» **SET TASK**
Locate the string "JSON" in the records below. Copy every line where it occurs.

» **DATA SHOWN**
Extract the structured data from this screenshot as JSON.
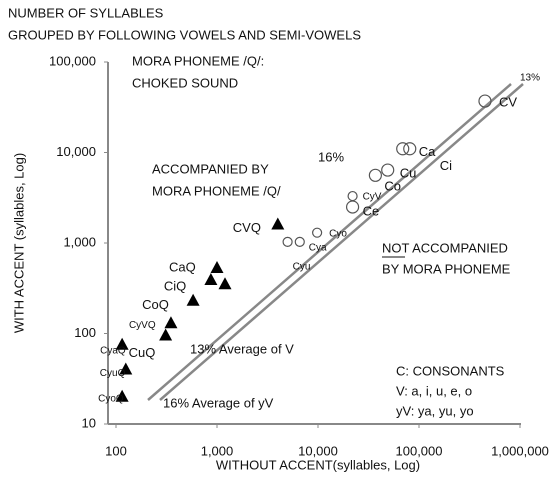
{
  "chart_data": {
    "type": "scatter",
    "title": [
      "NUMBER OF SYLLABLES",
      "GROUPED BY FOLLOWING VOWELS AND SEMI-VOWELS"
    ],
    "x_label": "WITHOUT ACCENT(syllables, Log)",
    "y_label": "WITH ACCENT (syllables, Log)",
    "log_x": true,
    "log_y": true,
    "xlim": [
      100,
      1000000
    ],
    "xticks": [
      100,
      {
        "value": 1000,
        "label": "1,000"
      },
      {
        "value": 10000,
        "label": "10,000"
      },
      {
        "value": 100000,
        "label": "100,000"
      },
      {
        "value": 1000000,
        "label": "1,000,000"
      }
    ],
    "ylim": [
      10,
      100000
    ],
    "yticks": [
      10,
      100,
      {
        "value": 1000,
        "label": "1,000"
      },
      {
        "value": 10000,
        "label": "10,000"
      },
      {
        "value": 100000,
        "label": "100,000"
      }
    ],
    "annotations": {
      "mora": [
        "MORA PHONEME /Q/:",
        "CHOKED SOUND"
      ],
      "accompanied": [
        "ACCOMPANIED BY",
        "MORA PHONEME /Q/"
      ],
      "not_accompanied": [
        "NOT ACCOMPANIED",
        "BY MORA PHONEME"
      ],
      "legend_text": [
        "C: CONSONANTS",
        "V: a, i, u, e, o",
        "yV: ya, yu, yo"
      ],
      "line13": "13%",
      "line16": "16%",
      "avg13": "13% Average of V",
      "avg16": "16% Average of yV"
    },
    "series": [
      {
        "marker": "circle",
        "color": "#555555",
        "labels": [
          "CV",
          "Ca",
          "Ci",
          "Cu",
          "Co",
          "CyV",
          "Ce",
          "Cyo",
          "Cya",
          "Cyu"
        ],
        "x": [
          450000,
          69000,
          81000,
          49000,
          37000,
          22000,
          22000,
          9800,
          6600,
          5000
        ],
        "values": [
          37000,
          11000,
          11000,
          6400,
          5600,
          3300,
          2500,
          1300,
          1030,
          1030
        ]
      },
      {
        "marker": "triangle",
        "color": "#000000",
        "labels": [
          "CVQ",
          "CaQ",
          "CiQ",
          null,
          "CoQ",
          "CyVQ",
          "CuQ",
          "CyaQ",
          "CyuQ",
          "CyoQ"
        ],
        "x": [
          4000,
          1000,
          870,
          1200,
          580,
          350,
          310,
          115,
          125,
          115
        ],
        "values": [
          1600,
          530,
          390,
          350,
          230,
          130,
          95,
          75,
          40,
          20
        ]
      }
    ]
  }
}
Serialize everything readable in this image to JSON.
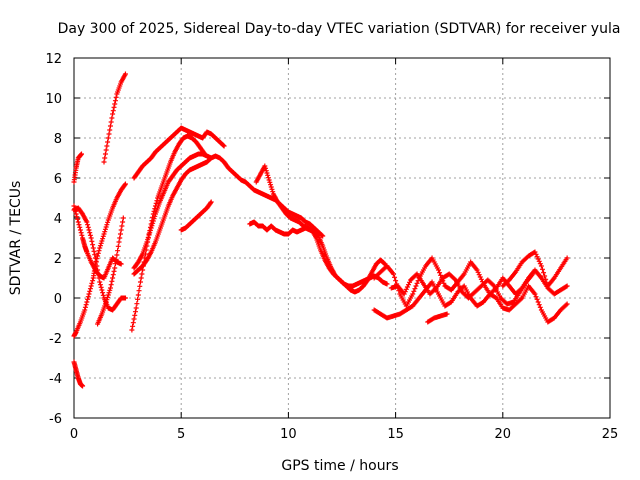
{
  "chart_data": {
    "type": "scatter",
    "title": "Day 300 of 2025, Sidereal Day-to-day VTEC variation (SDTVAR) for receiver yula",
    "xlabel": "GPS time / hours",
    "ylabel": "SDTVAR / TECUs",
    "xlim": [
      0,
      25
    ],
    "ylim": [
      -6,
      12
    ],
    "xticks": [
      0,
      5,
      10,
      15,
      20,
      25
    ],
    "yticks": [
      -6,
      -4,
      -2,
      0,
      2,
      4,
      6,
      8,
      10,
      12
    ],
    "grid": true,
    "marker": "+",
    "color": "#ff0000",
    "series": [
      {
        "name": "s1",
        "x": [
          0.0,
          0.1,
          0.2,
          0.35
        ],
        "y": [
          5.8,
          6.5,
          7.0,
          7.2
        ]
      },
      {
        "name": "s2",
        "x": [
          0.0,
          0.1,
          0.2,
          0.3,
          0.4
        ],
        "y": [
          -3.2,
          -3.6,
          -4.0,
          -4.3,
          -4.4
        ]
      },
      {
        "name": "s3",
        "x": [
          0.0,
          0.2,
          0.4,
          0.6,
          0.8,
          1.0,
          1.2,
          1.4,
          1.6,
          1.8,
          2.0,
          2.2,
          2.4
        ],
        "y": [
          4.4,
          4.5,
          4.2,
          3.8,
          3.0,
          2.0,
          0.8,
          0.0,
          -0.5,
          -0.6,
          -0.3,
          0.0,
          0.0
        ]
      },
      {
        "name": "s4",
        "x": [
          0.0,
          0.1,
          0.3,
          0.5,
          0.7,
          0.9,
          1.0,
          1.2,
          1.4,
          1.6,
          1.8,
          2.0,
          2.2,
          2.4
        ],
        "y": [
          -1.9,
          -1.7,
          -1.2,
          -0.6,
          0.2,
          1.0,
          1.7,
          2.5,
          3.2,
          3.9,
          4.5,
          5.0,
          5.4,
          5.7
        ]
      },
      {
        "name": "s5",
        "x": [
          0.0,
          0.2,
          0.4,
          0.5,
          0.6,
          0.8,
          1.0,
          1.2,
          1.4,
          1.6,
          1.8,
          2.0,
          2.2
        ],
        "y": [
          4.6,
          3.8,
          3.0,
          2.6,
          2.3,
          1.8,
          1.4,
          1.1,
          1.0,
          1.5,
          2.0,
          1.8,
          1.7
        ]
      },
      {
        "name": "s6",
        "x": [
          1.1,
          1.3,
          1.5,
          1.7,
          1.9,
          2.1,
          2.3
        ],
        "y": [
          -1.3,
          -0.8,
          -0.2,
          0.5,
          1.5,
          2.8,
          4.0
        ]
      },
      {
        "name": "s7",
        "x": [
          1.4,
          1.6,
          1.8,
          2.0,
          2.2,
          2.4
        ],
        "y": [
          6.8,
          8.0,
          9.2,
          10.2,
          10.8,
          11.2
        ]
      },
      {
        "name": "s8",
        "x": [
          2.8,
          3.0,
          3.2,
          3.4,
          3.6,
          3.8,
          4.0,
          4.2,
          4.4,
          4.6,
          4.8,
          5.0,
          5.2,
          5.4,
          5.6,
          5.8,
          6.0,
          6.2,
          6.4,
          6.6,
          6.8,
          7.0
        ],
        "y": [
          6.0,
          6.3,
          6.6,
          6.8,
          7.0,
          7.3,
          7.5,
          7.7,
          7.9,
          8.1,
          8.3,
          8.5,
          8.4,
          8.3,
          8.2,
          8.1,
          8.0,
          8.3,
          8.2,
          8.0,
          7.8,
          7.6
        ]
      },
      {
        "name": "s9",
        "x": [
          2.7,
          2.9,
          3.1,
          3.3,
          3.5,
          3.7,
          3.9,
          4.1,
          4.3,
          4.5,
          4.7,
          4.9,
          5.1,
          5.3,
          5.5,
          5.7,
          5.9,
          6.1
        ],
        "y": [
          -1.6,
          -0.5,
          0.8,
          2.0,
          3.2,
          4.2,
          5.0,
          5.6,
          6.2,
          6.8,
          7.3,
          7.7,
          8.0,
          8.1,
          8.0,
          7.8,
          7.5,
          7.2
        ]
      },
      {
        "name": "s10",
        "x": [
          2.8,
          3.0,
          3.2,
          3.4,
          3.6,
          3.8,
          4.0,
          4.2,
          4.4,
          4.6,
          4.8,
          5.0,
          5.2,
          5.4,
          5.6,
          5.8,
          6.0,
          6.2,
          6.4
        ],
        "y": [
          1.5,
          1.8,
          2.2,
          2.8,
          3.5,
          4.2,
          4.8,
          5.3,
          5.8,
          6.1,
          6.4,
          6.6,
          6.8,
          7.0,
          7.1,
          7.2,
          7.2,
          7.1,
          7.0
        ]
      },
      {
        "name": "s11",
        "x": [
          2.8,
          3.0,
          3.2,
          3.4,
          3.6,
          3.8,
          4.0,
          4.2,
          4.4,
          4.6,
          4.8,
          5.0,
          5.2,
          5.4,
          5.6,
          5.8,
          6.0,
          6.2,
          6.4,
          6.6,
          6.8,
          7.0,
          7.2,
          7.4,
          7.6,
          7.8,
          8.0,
          8.2,
          8.4,
          8.6,
          8.8,
          9.0,
          9.2,
          9.4,
          9.6,
          9.8,
          10.0,
          10.2,
          10.4,
          10.6,
          10.8,
          11.0,
          11.2,
          11.4,
          11.6
        ],
        "y": [
          1.2,
          1.4,
          1.6,
          1.9,
          2.3,
          2.8,
          3.4,
          4.0,
          4.6,
          5.1,
          5.5,
          5.9,
          6.2,
          6.4,
          6.5,
          6.6,
          6.7,
          6.8,
          7.0,
          7.1,
          7.0,
          6.8,
          6.5,
          6.3,
          6.1,
          5.9,
          5.8,
          5.6,
          5.4,
          5.3,
          5.2,
          5.1,
          5.0,
          4.9,
          4.7,
          4.5,
          4.3,
          4.2,
          4.1,
          4.0,
          3.8,
          3.7,
          3.5,
          3.3,
          3.1
        ]
      },
      {
        "name": "s12",
        "x": [
          5.0,
          5.2,
          5.4,
          5.6,
          5.8,
          6.0,
          6.2,
          6.4
        ],
        "y": [
          3.4,
          3.5,
          3.7,
          3.9,
          4.1,
          4.3,
          4.5,
          4.8
        ]
      },
      {
        "name": "s13",
        "x": [
          8.2,
          8.4,
          8.6,
          8.8,
          9.0,
          9.2,
          9.4,
          9.6,
          9.8,
          10.0,
          10.2,
          10.4,
          10.6,
          10.8,
          11.0,
          11.2,
          11.4,
          11.6,
          11.8,
          12.0,
          12.2,
          12.4,
          12.6,
          12.8,
          13.0,
          13.2,
          13.4,
          13.6,
          13.8,
          14.0,
          14.2,
          14.4,
          14.6
        ],
        "y": [
          3.7,
          3.8,
          3.6,
          3.6,
          3.4,
          3.6,
          3.4,
          3.3,
          3.2,
          3.2,
          3.4,
          3.3,
          3.4,
          3.5,
          3.4,
          3.3,
          3.1,
          2.6,
          2.0,
          1.5,
          1.1,
          0.9,
          0.7,
          0.6,
          0.6,
          0.7,
          0.8,
          0.9,
          1.0,
          1.1,
          1.0,
          0.8,
          0.7
        ]
      },
      {
        "name": "s14",
        "x": [
          8.5,
          8.7,
          8.9,
          9.1,
          9.3,
          9.5,
          9.7,
          9.9,
          10.1,
          10.3,
          10.5,
          10.7,
          10.9,
          11.1,
          11.3,
          11.5,
          11.7,
          11.9,
          12.1,
          12.3,
          12.5,
          12.7,
          12.9,
          13.1,
          13.3,
          13.5,
          13.7,
          13.9,
          14.1,
          14.3,
          14.5
        ],
        "y": [
          5.8,
          6.2,
          6.6,
          5.9,
          5.2,
          4.8,
          4.5,
          4.2,
          4.0,
          3.9,
          3.8,
          3.6,
          3.5,
          3.4,
          3.0,
          2.4,
          1.9,
          1.5,
          1.2,
          1.0,
          0.8,
          0.6,
          0.4,
          0.3,
          0.4,
          0.6,
          0.9,
          1.3,
          1.7,
          1.9,
          1.7
        ]
      },
      {
        "name": "s15",
        "x": [
          14.0,
          14.3,
          14.6,
          14.9,
          15.2,
          15.5,
          15.8,
          16.1,
          16.4,
          16.7,
          17.0,
          17.3,
          17.6,
          17.9,
          18.2,
          18.5,
          18.8,
          19.1,
          19.4,
          19.7,
          20.0,
          20.3,
          20.6,
          20.9,
          21.2,
          21.5,
          21.8,
          22.1,
          22.4,
          22.7,
          23.0
        ],
        "y": [
          1.0,
          1.3,
          1.6,
          1.2,
          0.2,
          -0.4,
          0.2,
          1.0,
          1.6,
          2.0,
          1.4,
          0.6,
          0.4,
          0.8,
          1.2,
          1.8,
          1.4,
          0.7,
          0.2,
          0.5,
          1.0,
          0.6,
          0.2,
          0.5,
          1.0,
          1.4,
          1.0,
          0.5,
          0.2,
          0.4,
          0.6
        ]
      },
      {
        "name": "s16",
        "x": [
          14.0,
          14.3,
          14.6,
          14.9,
          15.2,
          15.5,
          15.8,
          16.1,
          16.4,
          16.7,
          17.0,
          17.3,
          17.6,
          17.9,
          18.2,
          18.5,
          18.8,
          19.1,
          19.4,
          19.7,
          20.0,
          20.3,
          20.6,
          20.9,
          21.2,
          21.5,
          21.8,
          22.1,
          22.4,
          22.7,
          23.0
        ],
        "y": [
          -0.6,
          -0.8,
          -1.0,
          -0.9,
          -0.8,
          -0.6,
          -0.4,
          0.0,
          0.4,
          0.8,
          0.2,
          -0.4,
          -0.2,
          0.3,
          0.6,
          0.0,
          -0.4,
          -0.2,
          0.2,
          0.0,
          -0.5,
          -0.6,
          -0.3,
          0.0,
          0.6,
          0.2,
          -0.6,
          -1.2,
          -1.0,
          -0.6,
          -0.3
        ]
      },
      {
        "name": "s17",
        "x": [
          14.8,
          15.1,
          15.4,
          15.7,
          16.0,
          16.3,
          16.6,
          16.9,
          17.2,
          17.5,
          17.8,
          18.1,
          18.4,
          18.7,
          19.0,
          19.3,
          19.6,
          19.9,
          20.2,
          20.5,
          20.8,
          21.1,
          21.4
        ],
        "y": [
          0.5,
          0.6,
          0.2,
          0.9,
          1.2,
          0.7,
          0.2,
          0.5,
          1.0,
          1.2,
          0.9,
          0.3,
          0.0,
          0.3,
          0.6,
          0.9,
          0.6,
          0.0,
          -0.3,
          -0.2,
          0.3,
          0.8,
          1.2
        ]
      },
      {
        "name": "s18",
        "x": [
          16.5,
          16.8,
          17.1,
          17.4
        ],
        "y": [
          -1.2,
          -1.0,
          -0.9,
          -0.8
        ]
      },
      {
        "name": "s19",
        "x": [
          20.0,
          20.3,
          20.6,
          20.9,
          21.2,
          21.5,
          21.8,
          22.1,
          22.4,
          22.7,
          23.0
        ],
        "y": [
          0.6,
          0.9,
          1.3,
          1.8,
          2.1,
          2.3,
          1.6,
          0.6,
          1.0,
          1.5,
          2.0
        ]
      }
    ]
  }
}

» **SOLVED PROBLEM**
Extract the structured data from this screenshot as JSON.
Serialize everything readable in this image to JSON.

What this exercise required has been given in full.